Written task
Copy out the items from the line with "grid-row[interactable]: 管道保温 m2 23." to the line with "layer-show-icon — [220, 43, 234, 53]", both included, character for character.

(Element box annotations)
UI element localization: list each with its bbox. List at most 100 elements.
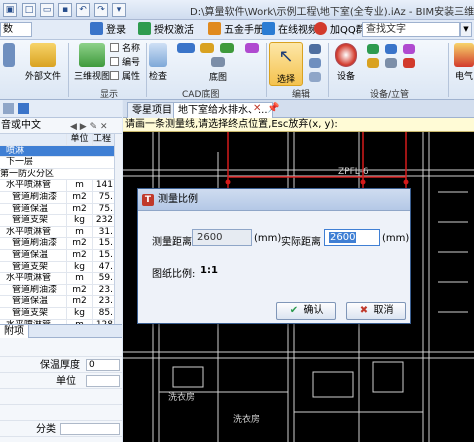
grid-row[interactable]: 管道保温 m2 23. — [0, 296, 114, 308]
close-icon[interactable]: ✕ — [253, 103, 261, 114]
tree-icon[interactable] — [3, 103, 14, 114]
grid-rows: 喷淋 下一层 第一防火分区 水平喷淋管 m 141 管道刷油漆 m2 75. 管道保温 m2 75. 管… — [0, 145, 114, 332]
layer-show-icon — [220, 43, 234, 53]
equipment-button[interactable]: 设备 — [331, 43, 361, 82]
grid-cell-qty: 23. — [92, 296, 114, 308]
checkbox-icon — [110, 71, 119, 80]
unit-select[interactable]: 数 — [0, 22, 32, 37]
grid-cell-name: 管道支架 — [12, 261, 49, 272]
grid-row[interactable]: 管道保温 m2 15. — [0, 249, 114, 262]
tab-misc-items[interactable]: 零星项目 — [127, 102, 177, 118]
tab-attached-items[interactable]: 附项 — [0, 325, 29, 338]
external-file-icon — [30, 43, 56, 67]
hardware-manual-button[interactable]: 五金手册 — [208, 22, 264, 38]
left-panel-toolbar — [0, 100, 122, 118]
check-button[interactable]: 检查 — [147, 43, 169, 82]
dialog-title: 测量比例 — [158, 194, 198, 205]
app-t-icon: T — [142, 194, 154, 206]
copy-icon — [309, 58, 321, 68]
external-file-button[interactable]: 外部文件 — [20, 43, 66, 82]
prop-row-category: 分类 — [0, 422, 122, 437]
grid-row[interactable]: 水平喷淋管 m 141 — [0, 180, 114, 192]
unit-input[interactable] — [86, 375, 120, 387]
dropdown-icon[interactable]: ▾ — [112, 3, 126, 17]
grid-row[interactable]: 管道保温 m2 75. — [0, 203, 114, 216]
window-title: D:\算量软件\Work\示例工程\地下室(全专业).iAz - BIM安装三维… — [190, 7, 474, 18]
device-tool-2[interactable] — [366, 58, 380, 70]
dialog-title-bar: T 测量比例 — [138, 189, 410, 211]
list-icon[interactable] — [18, 103, 29, 114]
filter-icons[interactable]: ◀ ▶ ✎ ✕ — [70, 120, 108, 135]
grid-cell-unit: m2 — [66, 203, 92, 215]
grid-cell-unit: kg — [66, 215, 92, 227]
grid-row[interactable]: 管道刷油漆 m2 75. — [0, 191, 114, 204]
grid-row[interactable]: 第一防火分区 — [0, 169, 114, 181]
grid-cell-name: 管道保温 — [12, 296, 49, 307]
grid-row[interactable]: 喷淋 — [0, 145, 114, 158]
measured-unit-label: (mm) — [254, 233, 282, 244]
device-tool-5[interactable] — [402, 44, 416, 56]
video-icon — [262, 22, 275, 35]
electric-button[interactable]: 电气 — [452, 43, 474, 82]
checkbox-attribute[interactable]: 属性 — [110, 71, 140, 84]
cad-tool-1[interactable] — [175, 43, 197, 55]
grid-row[interactable]: 管道支架 kg 47. — [0, 261, 114, 274]
layer-toggle-icon — [200, 43, 214, 53]
grid-cell-qty: 75. — [92, 191, 114, 203]
grid-cell-name: 管道刷油漆 — [12, 284, 58, 295]
login-button[interactable]: 登录 — [90, 22, 126, 38]
new-icon[interactable]: □ — [22, 3, 36, 17]
grid-row[interactable]: 管道支架 kg 85. — [0, 307, 114, 320]
pin-icon[interactable]: 📌 — [267, 103, 279, 114]
grid-row[interactable]: 管道刷油漆 m2 15. — [0, 238, 114, 250]
edit-tool-3[interactable] — [308, 72, 322, 84]
device-tool-6[interactable] — [402, 58, 416, 70]
checkbox-icon — [110, 43, 119, 52]
checkbox-name[interactable]: 名称 — [110, 43, 140, 56]
props-tabstrip: 附项 — [0, 324, 122, 338]
insulation-thickness-input[interactable]: 0 — [86, 359, 120, 371]
sprinkler-heads — [225, 179, 409, 185]
grid-row[interactable]: 下一层 — [0, 157, 114, 169]
title-bar: ▣ □ ▭ ▪ ↶ ↷ ▾ D:\算量软件\Work\示例工程\地下室(全专业)… — [0, 0, 474, 20]
actual-distance-input[interactable]: 2600 — [324, 229, 380, 246]
join-qq-group-button[interactable]: 加QQ群 — [314, 22, 366, 38]
edit-tool-1[interactable] — [308, 44, 322, 56]
grid-row[interactable]: 管道支架 kg 232 — [0, 215, 114, 227]
measured-distance-label: 测量距离 — [152, 237, 192, 248]
grid-row[interactable]: 管道刷油漆 m2 23. — [0, 284, 114, 297]
select-button[interactable]: ↖ 选择 — [269, 42, 303, 86]
device-tool-1[interactable] — [366, 44, 380, 56]
quantity-grid: 单位 工程 喷淋 下一层 第一防火分区 水平喷淋管 m 141 管道刷油漆 m2 75. 管道保温… — [0, 134, 114, 332]
3d-view-button[interactable]: 三维视图 — [70, 43, 114, 82]
online-video-button[interactable]: 在线视频 — [262, 22, 318, 38]
delete-icon — [309, 72, 321, 82]
import-drawing-button[interactable] — [2, 43, 16, 69]
search-dropdown-icon[interactable]: ▼ — [460, 22, 472, 37]
device-tool-4[interactable] — [384, 58, 398, 70]
base-map-button[interactable]: 底图 — [196, 57, 240, 83]
search-input[interactable]: 查找文字 — [362, 22, 460, 37]
cad-tool-2[interactable] — [198, 43, 216, 55]
grid-cell-qty: 75. — [92, 203, 114, 215]
cancel-button[interactable]: ✖ 取消 — [346, 302, 406, 320]
prop-row-unit: 单位 — [0, 374, 122, 389]
open-icon[interactable]: ▭ — [40, 3, 54, 17]
edit-tool-2[interactable] — [308, 58, 322, 70]
license-activate-button[interactable]: 授权激活 — [138, 22, 194, 38]
redo-icon[interactable]: ↷ — [94, 3, 108, 17]
cad-tool-3[interactable] — [218, 43, 236, 55]
confirm-button[interactable]: ✔ 确认 — [276, 302, 336, 320]
grid-row[interactable]: 水平喷淋管 m 31. — [0, 226, 114, 239]
grid-scrollbar[interactable] — [114, 134, 122, 324]
device-tool-3[interactable] — [384, 44, 398, 56]
cad-tool-4[interactable] — [242, 43, 262, 55]
save-icon[interactable]: ▪ — [58, 3, 72, 17]
actual-distance-label: 实际距离 — [281, 237, 321, 248]
undo-icon[interactable]: ↶ — [76, 3, 90, 17]
qq-icon — [314, 22, 327, 35]
category-input[interactable] — [60, 423, 120, 435]
checkbox-code[interactable]: 编号 — [110, 57, 140, 70]
component-search-input[interactable]: 音或中文 ◀ ▶ ✎ ✕ — [0, 118, 122, 134]
grid-row[interactable]: 水平喷淋管 m 59. — [0, 273, 114, 285]
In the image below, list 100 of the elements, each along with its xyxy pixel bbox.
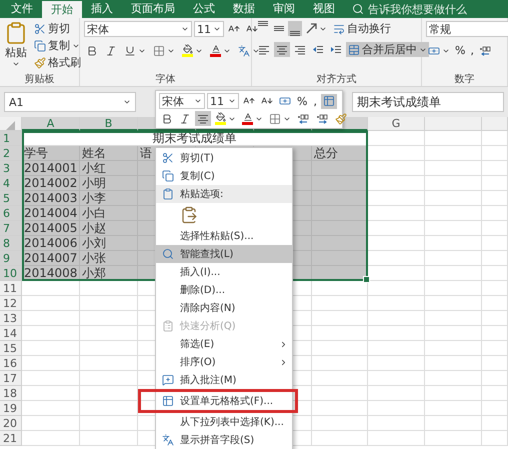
table-cell [425,371,482,386]
font-size-field[interactable]: 11 [207,93,239,109]
copy-icon [34,40,46,52]
align-icon [274,26,284,31]
row-header[interactable]: 18 [0,386,22,401]
scissors-icon [162,152,174,164]
table-cell [22,371,80,386]
ribbon-tab[interactable]: 数据 [224,0,264,18]
column-header[interactable]: G [368,117,425,131]
menu-item[interactable]: 智能查找(L) [156,245,292,263]
comma-button[interactable]: , [468,43,476,58]
menu-item[interactable]: 从下拉列表中选择(K)... [156,413,292,431]
table-cell [312,311,368,326]
row-header[interactable]: 2 [0,146,22,161]
row-header[interactable]: 5 [0,191,22,206]
merge-center-button[interactable]: 合并后居中 [346,42,429,57]
table-cell [368,356,425,371]
table-cell [482,326,508,341]
bold-icon [86,44,98,56]
row-header[interactable]: 15 [0,341,22,356]
caret-icon [194,97,202,105]
row-header[interactable]: 14 [0,326,22,341]
row-header[interactable]: 1 [0,131,22,146]
fill-handle[interactable] [363,276,370,283]
column-header[interactable]: B [80,117,138,131]
table-cell [482,401,508,416]
row-header[interactable]: 21 [0,431,22,446]
menu-item[interactable]: 筛选(E) [156,335,292,353]
formula-field[interactable]: 期末考试成绩单 [352,92,504,112]
table-cell [368,206,425,221]
copy-icon [162,170,174,182]
menu-item[interactable]: 清除内容(N) [156,299,292,317]
table-cell [425,281,482,296]
ribbon-tab[interactable]: 页面布局 [122,0,184,18]
menu-item[interactable]: 插入(I)... [156,263,292,281]
brush-icon [34,56,46,68]
ribbon-tab[interactable]: 公式 [184,0,224,18]
row-header[interactable]: 7 [0,221,22,236]
table-cell: 小张 [80,251,138,266]
ribbon-tab[interactable]: 文件 [2,0,42,18]
table-cell [368,176,425,191]
row-header[interactable]: 4 [0,176,22,191]
menu-item[interactable]: 设置单元格格式(F)... [156,392,292,410]
table-cell: 学号 [22,146,80,161]
table-cell [22,416,80,431]
row-header[interactable]: 9 [0,251,22,266]
font-size-field[interactable]: 11 [194,21,224,37]
format-painter-button[interactable] [333,111,349,126]
row-header[interactable]: 3 [0,161,22,176]
ribbon-tab[interactable]: 开始 [42,1,82,18]
column-header[interactable]: A [22,117,80,131]
caret-icon [213,25,221,33]
menu-item[interactable]: 排序(O) [156,353,292,371]
table-cell [312,176,368,191]
row-header[interactable]: 12 [0,296,22,311]
percent-button[interactable]: % [295,94,310,108]
table-cell [368,296,425,311]
horizontal-align-button[interactable] [274,42,290,57]
bold-icon [161,112,173,124]
ribbon-tab[interactable]: 审阅 [264,0,304,18]
row-header[interactable]: 16 [0,356,22,371]
number-format-field[interactable]: 常规 [426,21,508,37]
table-cell [482,266,508,281]
table-cell: 2014005 [22,221,80,236]
row-header[interactable]: 19 [0,401,22,416]
paste-button[interactable]: 粘贴 [4,21,28,72]
table-cell [482,341,508,356]
cut-button[interactable]: 剪切 [32,21,83,36]
format-painter-button[interactable]: 格式刷 [32,55,83,70]
row-header[interactable]: 11 [0,281,22,296]
ribbon-tab[interactable]: 插入 [82,0,122,18]
table-format-button[interactable] [320,94,337,108]
align-button[interactable] [195,111,211,126]
percent-button[interactable]: % [453,43,468,58]
row-header[interactable]: 8 [0,236,22,251]
row-header[interactable]: 17 [0,371,22,386]
row-header[interactable]: 6 [0,206,22,221]
menu-item[interactable]: 选择性粘贴(S)... [156,227,292,245]
table-cell [22,431,80,446]
menu-item[interactable]: 删除(D)... [156,281,292,299]
row-header[interactable]: 13 [0,311,22,326]
font-name-field[interactable]: 宋体 [159,93,205,109]
row-header[interactable]: 20 [0,416,22,431]
row-header[interactable]: 10 [0,266,22,281]
table-cell [312,341,368,356]
table-cell [368,266,425,281]
align-icon [276,44,288,56]
font-name-field[interactable]: 宋体 [84,21,192,37]
tell-me-field[interactable]: 告诉我你想要做什么 [368,2,467,16]
ribbon-tab[interactable]: 视图 [304,0,344,18]
wrap-text-button[interactable]: 自动换行 [331,21,393,36]
comma-button[interactable]: , [311,94,319,108]
menu-item[interactable]: 复制(C) [156,167,292,185]
copy-button[interactable]: 复制 [32,38,83,53]
name-box[interactable]: A1 [4,92,136,112]
table-cell [312,431,368,446]
table-cell [312,401,368,416]
menu-item[interactable]: 显示拼音字段(S) [156,431,292,449]
vertical-align-button[interactable] [288,21,302,36]
menu-item[interactable]: 插入批注(M) [156,371,292,389]
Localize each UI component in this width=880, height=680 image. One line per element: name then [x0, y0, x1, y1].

Solution for this task
grid-row[interactable]: 管道保温 m2 23. — [0, 296, 114, 308]
close-icon[interactable]: ✕ — [253, 103, 261, 114]
tree-icon[interactable] — [3, 103, 14, 114]
grid-rows: 喷淋 下一层 第一防火分区 水平喷淋管 m 141 管道刷油漆 m2 75. 管道保温 m2 75. 管… — [0, 145, 114, 332]
layer-show-icon — [220, 43, 234, 53]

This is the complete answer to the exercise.